# SHORT TASK:
Could you write out the records below exactly as they appear?

Records:
--

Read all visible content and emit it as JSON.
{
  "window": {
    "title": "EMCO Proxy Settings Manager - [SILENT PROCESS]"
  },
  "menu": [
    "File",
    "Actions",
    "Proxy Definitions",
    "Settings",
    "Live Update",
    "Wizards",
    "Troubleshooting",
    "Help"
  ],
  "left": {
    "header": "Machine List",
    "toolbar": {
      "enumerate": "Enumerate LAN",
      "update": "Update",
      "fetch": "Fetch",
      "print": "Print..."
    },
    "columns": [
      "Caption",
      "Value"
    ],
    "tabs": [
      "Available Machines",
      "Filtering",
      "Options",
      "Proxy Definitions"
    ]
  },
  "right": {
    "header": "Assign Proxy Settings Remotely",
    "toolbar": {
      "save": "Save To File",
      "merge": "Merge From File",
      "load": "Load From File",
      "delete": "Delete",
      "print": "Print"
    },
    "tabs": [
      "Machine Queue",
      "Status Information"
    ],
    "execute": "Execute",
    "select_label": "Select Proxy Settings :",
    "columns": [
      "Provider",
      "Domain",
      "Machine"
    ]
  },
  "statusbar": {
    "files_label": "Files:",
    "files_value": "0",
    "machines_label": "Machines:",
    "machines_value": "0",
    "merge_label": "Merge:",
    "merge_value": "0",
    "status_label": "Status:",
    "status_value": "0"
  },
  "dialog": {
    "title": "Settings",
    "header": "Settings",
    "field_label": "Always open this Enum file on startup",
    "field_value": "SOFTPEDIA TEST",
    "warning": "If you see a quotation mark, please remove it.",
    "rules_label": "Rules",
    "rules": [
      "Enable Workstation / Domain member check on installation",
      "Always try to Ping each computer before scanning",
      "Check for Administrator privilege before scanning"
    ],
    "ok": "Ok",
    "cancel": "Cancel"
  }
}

--

# ANSWER TO THIS TASK:
Read all visible content and emit it as JSON.
{
  "window": {
    "title": "EMCO Proxy Settings Manager - [SILENT PROCESS]"
  },
  "menu": [
    "File",
    "Actions",
    "Proxy Definitions",
    "Settings",
    "Live Update",
    "Wizards",
    "Troubleshooting",
    "Help"
  ],
  "left": {
    "header": "Machine List",
    "toolbar": {
      "enumerate": "Enumerate LAN",
      "update": "Update",
      "fetch": "Fetch",
      "print": "Print..."
    },
    "columns": [
      "Caption",
      "Value"
    ],
    "tabs": [
      "Available Machines",
      "Filtering",
      "Options",
      "Proxy Definitions"
    ]
  },
  "right": {
    "header": "Assign Proxy Settings Remotely",
    "toolbar": {
      "save": "Save To File",
      "merge": "Merge From File",
      "load": "Load From File",
      "delete": "Delete",
      "print": "Print"
    },
    "tabs": [
      "Machine Queue",
      "Status Information"
    ],
    "execute": "Execute",
    "select_label": "Select Proxy Settings :",
    "columns": [
      "Provider",
      "Domain",
      "Machine"
    ]
  },
  "statusbar": {
    "files_label": "Files:",
    "files_value": "0",
    "machines_label": "Machines:",
    "machines_value": "0",
    "merge_label": "Merge:",
    "merge_value": "0",
    "status_label": "Status:",
    "status_value": "0"
  },
  "dialog": {
    "title": "Settings",
    "header": "Settings",
    "field_label": "Always open this Enum file on startup",
    "field_value": "SOFTPEDIA TEST",
    "warning": "If you see a quotation mark, please remove it.",
    "rules_label": "Rules",
    "rules": [
      "Enable Workstation / Domain member check on installation",
      "Always try to Ping each computer before scanning",
      "Check for Administrator privilege before scanning"
    ],
    "ok": "Ok",
    "cancel": "Cancel"
  }
}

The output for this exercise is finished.